··· Stored rows ···

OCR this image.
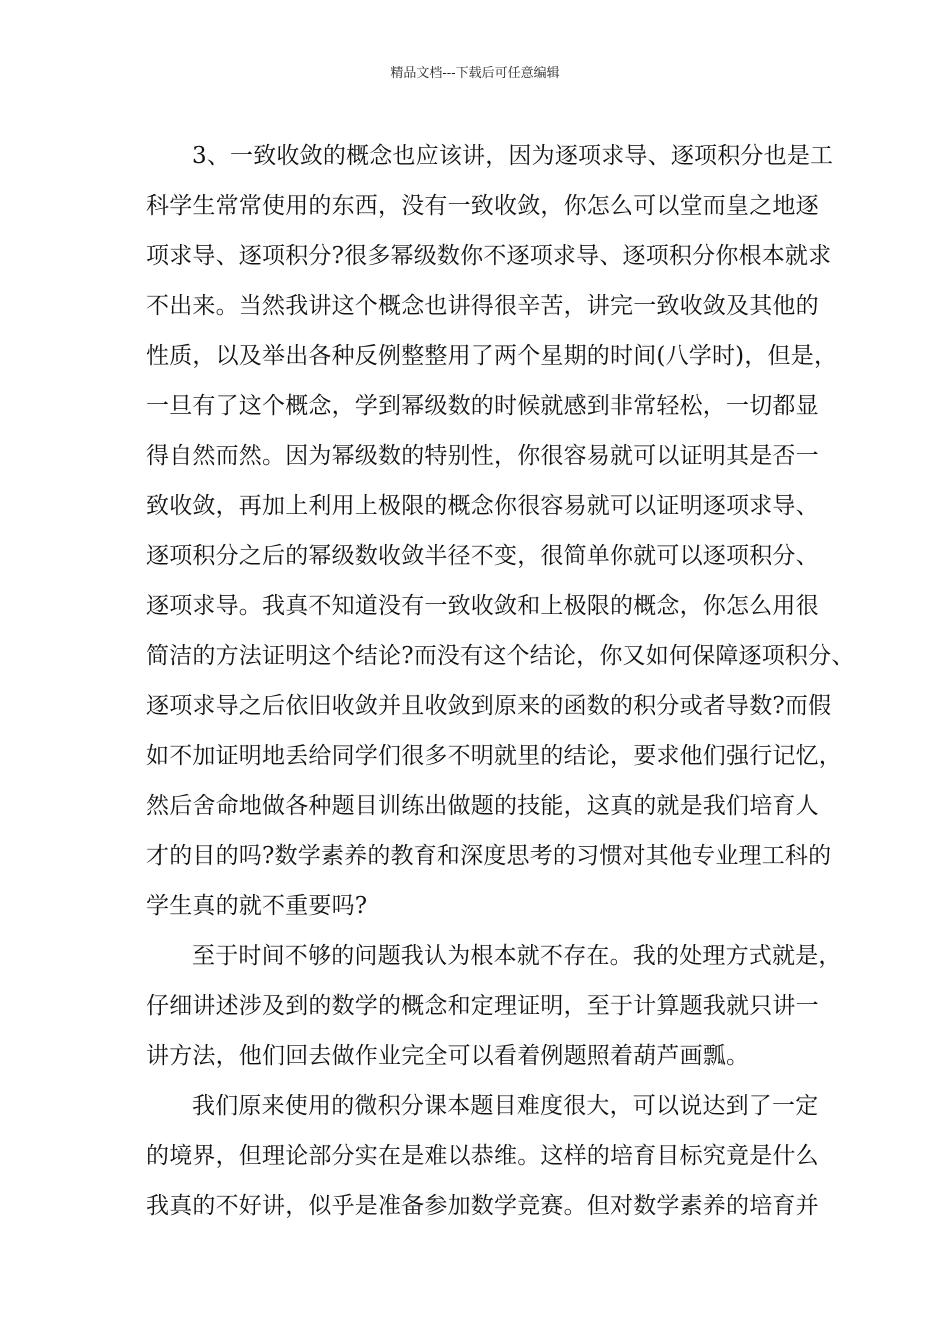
精品文档---下载后可任意编辑
3、一致收敛的概念也应该讲，因为逐项求导、逐项积分也是工
科学生常常使用的东西，没有一致收敛，你怎么可以堂而皇之地逐
项求导、逐项积分?很多幂级数你不逐项求导、逐项积分你根本就求
不出来。当然我讲这个概念也讲得很辛苦，讲完一致收敛及其他的
性质，以及举出各种反例整整用了两个星期的时间(八学时)，但是，
一旦有了这个概念，学到幂级数的时候就感到非常轻松，一切都显
得自然而然。因为幂级数的特别性，你很容易就可以证明其是否一
致收敛，再加上利用上极限的概念你很容易就可以证明逐项求导、
逐项积分之后的幂级数收敛半径不变，很简单你就可以逐项积分、
逐项求导。我真不知道没有一致收敛和上极限的概念，你怎么用很
简洁的方法证明这个结论?而没有这个结论，你又如何保障逐项积分、
逐项求导之后依旧收敛并且收敛到原来的函数的积分或者导数?而假
如不加证明地丢给同学们很多不明就里的结论，要求他们强行记忆，
然后舍命地做各种题目训练出做题的技能，这真的就是我们培育人
才的目的吗?数学素养的教育和深度思考的习惯对其他专业理工科的
学生真的就不重要吗?
至于时间不够的问题我认为根本就不存在。我的处理方式就是，
仔细讲述涉及到的数学的概念和定理证明，至于计算题我就只讲一
讲方法，他们回去做作业完全可以看着例题照着葫芦画瓢。
我们原来使用的微积分课本题目难度很大，可以说达到了一定
的境界，但理论部分实在是难以恭维。这样的培育目标究竟是什么
我真的不好讲，似乎是准备参加数学竞赛。但对数学素养的培育并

···

Work to be completed
Each record above is to be restated exactly, with its pictures removed from the copy.

Final answer
OCR this image.
精品文档---下载后可任意编辑
3、一致收敛的概念也应该讲，因为逐项求导、逐项积分也是工
科学生常常使用的东西，没有一致收敛，你怎么可以堂而皇之地逐
项求导、逐项积分?很多幂级数你不逐项求导、逐项积分你根本就求
不出来。当然我讲这个概念也讲得很辛苦，讲完一致收敛及其他的
性质，以及举出各种反例整整用了两个星期的时间(八学时)，但是，
一旦有了这个概念，学到幂级数的时候就感到非常轻松，一切都显
得自然而然。因为幂级数的特别性，你很容易就可以证明其是否一
致收敛，再加上利用上极限的概念你很容易就可以证明逐项求导、
逐项积分之后的幂级数收敛半径不变，很简单你就可以逐项积分、
逐项求导。我真不知道没有一致收敛和上极限的概念，你怎么用很
简洁的方法证明这个结论?而没有这个结论，你又如何保障逐项积分、
逐项求导之后依旧收敛并且收敛到原来的函数的积分或者导数?而假
如不加证明地丢给同学们很多不明就里的结论，要求他们强行记忆，
然后舍命地做各种题目训练出做题的技能，这真的就是我们培育人
才的目的吗?数学素养的教育和深度思考的习惯对其他专业理工科的
学生真的就不重要吗?
至于时间不够的问题我认为根本就不存在。我的处理方式就是，
仔细讲述涉及到的数学的概念和定理证明，至于计算题我就只讲一
讲方法，他们回去做作业完全可以看着例题照着葫芦画瓢。
我们原来使用的微积分课本题目难度很大，可以说达到了一定
的境界，但理论部分实在是难以恭维。这样的培育目标究竟是什么
我真的不好讲，似乎是准备参加数学竞赛。但对数学素养的培育并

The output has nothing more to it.